(Do this) Reproduce the material below line for line, leaving out the pictures.

(Data)
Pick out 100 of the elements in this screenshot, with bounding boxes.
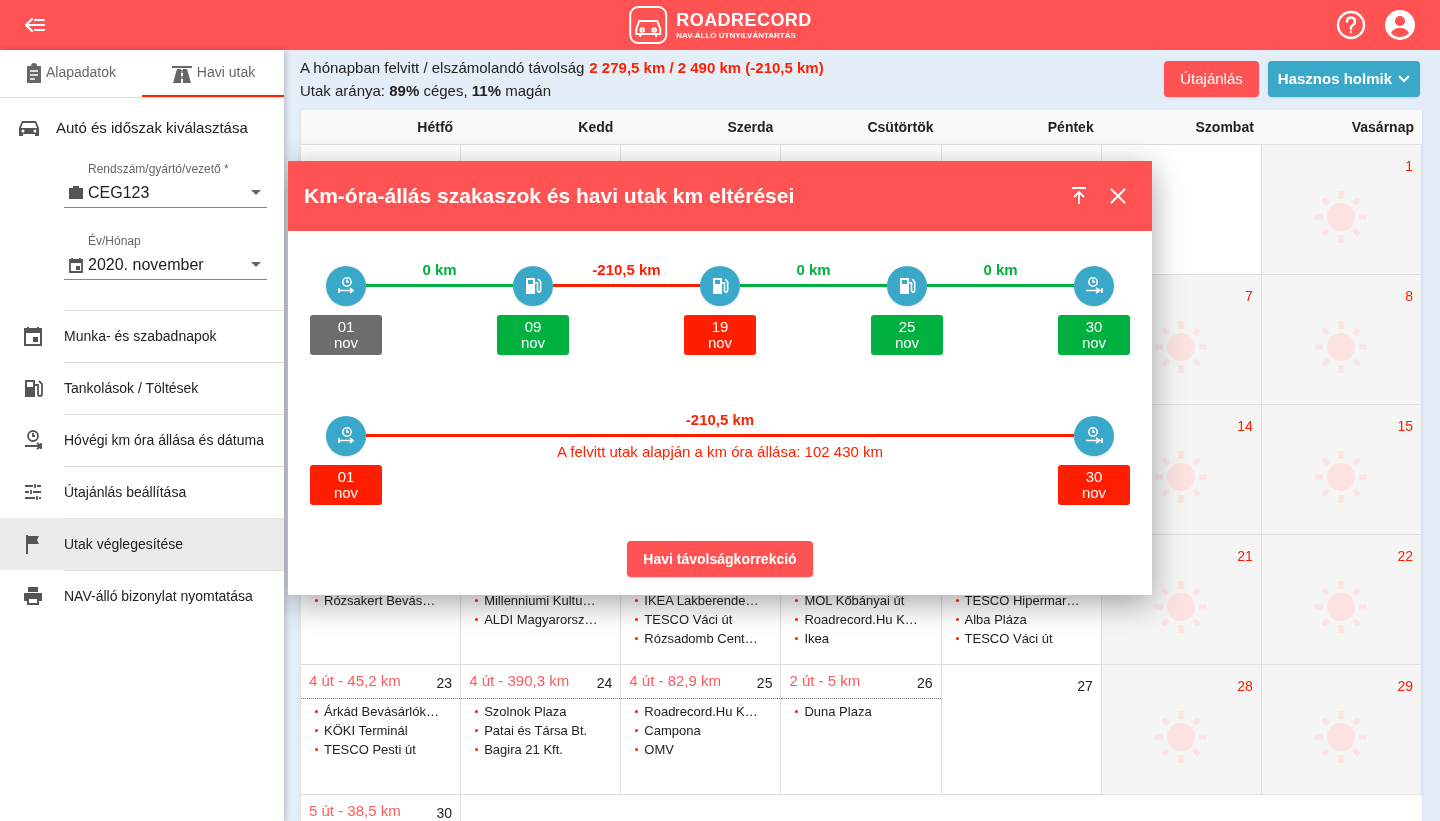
- calendar-icon: [22, 325, 44, 347]
- dialog-title: Km-óra-állás szakaszok és havi utak km eltérései: [304, 183, 795, 210]
- fuel-node[interactable]: [700, 266, 740, 306]
- trip-place[interactable]: TESCO Pesti út: [324, 739, 416, 760]
- section-title: Autó és időszak kiválasztása: [56, 117, 248, 138]
- day-number: 30: [436, 804, 453, 821]
- trip-place[interactable]: Roadrecord.Hu K…: [644, 701, 758, 722]
- trip-place[interactable]: TESCO Váci út: [644, 609, 733, 630]
- sidebar-item[interactable]: Munka- és szabadnapok: [0, 310, 284, 362]
- account-icon[interactable]: [1384, 9, 1416, 41]
- close-icon[interactable]: [1110, 188, 1126, 204]
- day-cell[interactable]: 4 út - 45,2 km 23 Árkád Bevásárlók… KÖKI Terminál TESCO Pesti út: [301, 665, 462, 795]
- day-cell[interactable]: 5 út - 38,5 km 30: [301, 795, 462, 821]
- trip-place[interactable]: Ikea: [804, 628, 829, 649]
- trip-place[interactable]: OMV: [644, 739, 674, 760]
- trip-place[interactable]: Árkád Bevásárlók…: [324, 701, 439, 722]
- clock-arrow-icon: [1084, 276, 1104, 296]
- trip-place[interactable]: Millenniumi Kultu…: [484, 590, 596, 611]
- date-badge: 01 nov: [310, 465, 382, 505]
- trip-place[interactable]: Rózsakert Bevás…: [324, 590, 436, 611]
- scroll-top-icon[interactable]: [1071, 187, 1087, 205]
- fuel-node[interactable]: [887, 266, 927, 306]
- weekend-day-cell[interactable]: 22: [1261, 535, 1422, 665]
- weekday-header: Péntek: [1047, 117, 1094, 137]
- weekend-day-cell[interactable]: 29: [1261, 665, 1422, 795]
- odometer-node[interactable]: [1074, 266, 1114, 306]
- trip-place[interactable]: IKEA Lakberende…: [644, 590, 759, 611]
- trip-place[interactable]: Bagira 21 Kft.: [484, 739, 563, 760]
- clock-arrow-icon: [22, 429, 44, 451]
- trip-place[interactable]: Campona: [644, 720, 701, 741]
- day-number: 7: [1245, 287, 1253, 306]
- day-cell[interactable]: 4 út - 82,9 km 25 Roadrecord.Hu K… Campona OMV: [621, 665, 782, 795]
- sidebar-item[interactable]: Útajánlás beállítása: [0, 466, 284, 518]
- logo-title: ROADRECORD: [676, 10, 812, 29]
- trip-place[interactable]: Szolnok Plaza: [484, 701, 567, 722]
- day-number: 15: [1397, 417, 1413, 436]
- trip-place[interactable]: TESCO Hipermar…: [964, 590, 1080, 611]
- day-cell[interactable]: 27: [941, 665, 1102, 795]
- trip-place[interactable]: Roadrecord.Hu K…: [804, 609, 918, 630]
- trip-summary: 2 út - 5 km: [789, 671, 861, 692]
- trip-place[interactable]: Patai és Társa Bt.: [484, 720, 588, 741]
- odometer-node[interactable]: [1074, 416, 1114, 456]
- weekend-day-cell[interactable]: 15: [1261, 405, 1422, 535]
- trip-place[interactable]: Rózsadomb Cent…: [644, 628, 758, 649]
- day-cell[interactable]: 4 út - 390,3 km 24 Szolnok Plaza Patai és Társa Bt. Bagira 21 Kft.: [461, 665, 622, 795]
- day-number: 21: [1237, 547, 1253, 566]
- fuel-node[interactable]: [513, 266, 553, 306]
- trip-ratio-text: Utak aránya: 89% céges, 11% magán: [300, 81, 553, 101]
- day-number: 29: [1397, 677, 1413, 696]
- weekday-header: Szerda: [727, 117, 774, 137]
- chevron-down-icon: [1398, 75, 1410, 83]
- sidebar-item[interactable]: Utak véglegesítése: [0, 518, 284, 570]
- trip-place[interactable]: MOL Kőbányai út: [804, 590, 905, 611]
- odometer-node[interactable]: [326, 266, 366, 306]
- date-badge: 30 nov: [1058, 465, 1130, 505]
- date-badge: 01 nov: [310, 315, 382, 355]
- day-number: 28: [1237, 677, 1253, 696]
- fuel-pump-icon: [22, 377, 44, 399]
- trip-place[interactable]: Alba Pláza: [964, 609, 1027, 630]
- trip-place[interactable]: ALDI Magyarorsz…: [484, 609, 598, 630]
- sidebar-item[interactable]: NAV-álló bizonylat nyomtatása: [0, 570, 284, 622]
- fuel-pump-icon: [523, 276, 543, 296]
- distance-summary-value: 2 279,5 km / 2 490 km (-210,5 km): [589, 58, 824, 78]
- help-icon[interactable]: [1336, 10, 1366, 40]
- weekday-header: Kedd: [578, 117, 614, 137]
- trip-place[interactable]: TESCO Váci út: [964, 628, 1053, 649]
- date-badge: 30 nov: [1058, 315, 1130, 355]
- odometer-note: A felvitt utak alapján a km óra állása: 102 430 km: [557, 442, 883, 462]
- select-field[interactable]: CEG123: [64, 178, 267, 208]
- dropdown-caret-icon: [251, 262, 261, 267]
- fuel-pump-icon: [710, 276, 730, 296]
- weekend-day-cell[interactable]: 8: [1261, 275, 1422, 405]
- select-value: CEG123: [88, 182, 150, 203]
- sidebar-tab[interactable]: Alapadatok: [0, 50, 142, 97]
- clock-arrow-icon: [336, 276, 356, 296]
- day-number: 27: [1077, 677, 1093, 696]
- trip-place[interactable]: Duna Plaza: [804, 701, 872, 722]
- briefcase-icon: [68, 184, 84, 201]
- clock-arrow-icon: [336, 426, 356, 446]
- sidebar-item[interactable]: Hóvégi km óra állása és dátuma: [0, 414, 284, 466]
- distance-label: 0 km: [983, 261, 1018, 279]
- weekday-header: Hétfő: [417, 117, 454, 137]
- select-field[interactable]: 2020. november: [64, 250, 267, 280]
- trip-place[interactable]: KÖKI Terminál: [324, 720, 408, 741]
- fuel-pump-icon: [897, 276, 917, 296]
- field-label: Rendszám/gyártó/vezető *: [87, 161, 230, 178]
- field-label: Év/Hónap: [87, 232, 142, 250]
- day-number: 8: [1405, 287, 1413, 306]
- day-number: 22: [1397, 547, 1413, 566]
- clock-arrow-icon: [1084, 426, 1104, 446]
- distance-label: 0 km: [796, 261, 831, 279]
- back-menu-icon[interactable]: [24, 16, 46, 34]
- weekend-day-cell[interactable]: 1: [1261, 145, 1422, 275]
- day-number: 14: [1237, 417, 1253, 436]
- odometer-node[interactable]: [326, 416, 366, 456]
- sliders-icon: [22, 481, 44, 503]
- day-cell[interactable]: 2 út - 5 km 26 Duna Plaza: [781, 665, 942, 795]
- day-number: 23: [436, 674, 453, 693]
- sidebar-item[interactable]: Tankolások / Töltések: [0, 362, 284, 414]
- weekend-day-cell[interactable]: 28: [1101, 665, 1262, 795]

(Solution to the problem)
Pick out 100 of the elements in this screenshot, with bounding boxes.
- calendar-icon: [22, 325, 44, 347]
- dialog-title: Km-óra-állás szakaszok és havi utak km eltérései: [304, 183, 795, 210]
- fuel-node[interactable]: [700, 266, 740, 306]
- trip-place[interactable]: TESCO Pesti út: [324, 739, 416, 760]
- section-title: Autó és időszak kiválasztása: [56, 117, 248, 138]
- day-number: 30: [436, 804, 453, 821]
- trip-place[interactable]: Roadrecord.Hu K…: [644, 701, 758, 722]
- trip-place[interactable]: TESCO Váci út: [644, 609, 733, 630]
- sidebar-item[interactable]: Munka- és szabadnapok: [0, 310, 284, 362]
- account-icon[interactable]: [1384, 9, 1416, 41]
- close-icon[interactable]: [1110, 188, 1126, 204]
- day-cell[interactable]: 4 út - 45,2 km 23 Árkád Bevásárlók… KÖKI Terminál TESCO Pesti út: [301, 665, 462, 795]
- day-cell[interactable]: 5 út - 38,5 km 30: [301, 795, 462, 821]
- trip-place[interactable]: Ikea: [804, 628, 829, 649]
- trip-place[interactable]: OMV: [644, 739, 674, 760]
- trip-place[interactable]: Árkád Bevásárlók…: [324, 701, 439, 722]
- clock-arrow-icon: [1084, 276, 1104, 296]
- trip-place[interactable]: Millenniumi Kultu…: [484, 590, 596, 611]
- date-badge: 01 nov: [310, 465, 382, 505]
- trip-place[interactable]: Rózsakert Bevás…: [324, 590, 436, 611]
- scroll-top-icon[interactable]: [1071, 187, 1087, 205]
- fuel-node[interactable]: [887, 266, 927, 306]
- weekend-day-cell[interactable]: 22: [1261, 535, 1422, 665]
- weekday-header: Péntek: [1047, 117, 1094, 137]
- weekend-day-cell[interactable]: 29: [1261, 665, 1422, 795]
- odometer-node[interactable]: [1074, 266, 1114, 306]
- trip-place[interactable]: IKEA Lakberende…: [644, 590, 759, 611]
- trip-place[interactable]: Bagira 21 Kft.: [484, 739, 563, 760]
- clock-arrow-icon: [22, 429, 44, 451]
- trip-place[interactable]: Campona: [644, 720, 701, 741]
- day-number: 7: [1245, 287, 1253, 306]
- day-cell[interactable]: 4 út - 82,9 km 25 Roadrecord.Hu K… Campona OMV: [621, 665, 782, 795]
- sidebar-item[interactable]: Útajánlás beállítása: [0, 466, 284, 518]
- logo-title: ROADRECORD: [676, 10, 812, 29]
- trip-place[interactable]: Szolnok Plaza: [484, 701, 567, 722]
- day-number: 15: [1397, 417, 1413, 436]
- trip-place[interactable]: TESCO Hipermar…: [964, 590, 1080, 611]
- day-cell[interactable]: 27: [941, 665, 1102, 795]
- trip-place[interactable]: Roadrecord.Hu K…: [804, 609, 918, 630]
- trip-summary: 2 út - 5 km: [789, 671, 861, 692]
- trip-place[interactable]: Patai és Társa Bt.: [484, 720, 588, 741]
- odometer-node[interactable]: [1074, 416, 1114, 456]
- weekend-day-cell[interactable]: 15: [1261, 405, 1422, 535]
- trip-place[interactable]: Rózsadomb Cent…: [644, 628, 758, 649]
- day-cell[interactable]: 4 út - 390,3 km 24 Szolnok Plaza Patai és Társa Bt. Bagira 21 Kft.: [461, 665, 622, 795]
- day-number: 21: [1237, 547, 1253, 566]
- fuel-node[interactable]: [513, 266, 553, 306]
- trip-ratio-text: Utak aránya: 89% céges, 11% magán: [300, 81, 553, 101]
- day-number: 29: [1397, 677, 1413, 696]
- weekday-header: Szerda: [727, 117, 774, 137]
- chevron-down-icon: [1398, 75, 1410, 83]
- sidebar-item[interactable]: Utak véglegesítése: [0, 518, 284, 570]
- trip-place[interactable]: MOL Kőbányai út: [804, 590, 905, 611]
- odometer-node[interactable]: [326, 266, 366, 306]
- date-badge: 30 nov: [1058, 465, 1130, 505]
- date-badge: 01 nov: [310, 315, 382, 355]
- day-number: 28: [1237, 677, 1253, 696]
- fuel-pump-icon: [22, 377, 44, 399]
- trip-place[interactable]: Alba Pláza: [964, 609, 1027, 630]
- trip-place[interactable]: ALDI Magyarorsz…: [484, 609, 598, 630]
- sidebar-item[interactable]: NAV-álló bizonylat nyomtatása: [0, 570, 284, 622]
- fuel-pump-icon: [523, 276, 543, 296]
- distance-summary-value: 2 279,5 km / 2 490 km (-210,5 km): [589, 58, 824, 78]
- help-icon[interactable]: [1336, 10, 1366, 40]
- weekday-header: Kedd: [578, 117, 614, 137]
- trip-place[interactable]: TESCO Váci út: [964, 628, 1053, 649]
- date-badge: 30 nov: [1058, 315, 1130, 355]
- odometer-note: A felvitt utak alapján a km óra állása: 102 430 km: [557, 442, 883, 462]
- select-field[interactable]: CEG123: [64, 178, 267, 208]
- dropdown-caret-icon: [251, 262, 261, 267]
- fuel-pump-icon: [710, 276, 730, 296]
- weekend-day-cell[interactable]: 8: [1261, 275, 1422, 405]
- select-value: CEG123: [88, 182, 150, 203]
- sidebar-tab[interactable]: Alapadatok: [0, 50, 142, 97]
- clock-arrow-icon: [336, 276, 356, 296]
- day-number: 27: [1077, 677, 1093, 696]
- trip-place[interactable]: Duna Plaza: [804, 701, 872, 722]
- briefcase-icon: [68, 184, 84, 201]
- clock-arrow-icon: [336, 426, 356, 446]
- sidebar-item[interactable]: Hóvégi km óra állása és dátuma: [0, 414, 284, 466]
- distance-label: 0 km: [983, 261, 1018, 279]
- weekday-header: Hétfő: [417, 117, 454, 137]
- select-field[interactable]: 2020. november: [64, 250, 267, 280]
- trip-place[interactable]: KÖKI Terminál: [324, 720, 408, 741]
- fuel-pump-icon: [897, 276, 917, 296]
- field-label: Rendszám/gyártó/vezető *: [87, 161, 230, 178]
- field-label: Év/Hónap: [87, 232, 142, 250]
- day-number: 8: [1405, 287, 1413, 306]
- day-number: 22: [1397, 547, 1413, 566]
- clock-arrow-icon: [1084, 426, 1104, 446]
- distance-label: 0 km: [796, 261, 831, 279]
- back-menu-icon[interactable]: [24, 16, 46, 34]
- weekend-day-cell[interactable]: 1: [1261, 145, 1422, 275]
- day-number: 14: [1237, 417, 1253, 436]
- odometer-node[interactable]: [326, 416, 366, 456]
- sliders-icon: [22, 481, 44, 503]
- day-cell[interactable]: 2 út - 5 km 26 Duna Plaza: [781, 665, 942, 795]
- day-number: 23: [436, 674, 453, 693]
- sidebar-item[interactable]: Tankolások / Töltések: [0, 362, 284, 414]
- weekend-day-cell[interactable]: 28: [1101, 665, 1262, 795]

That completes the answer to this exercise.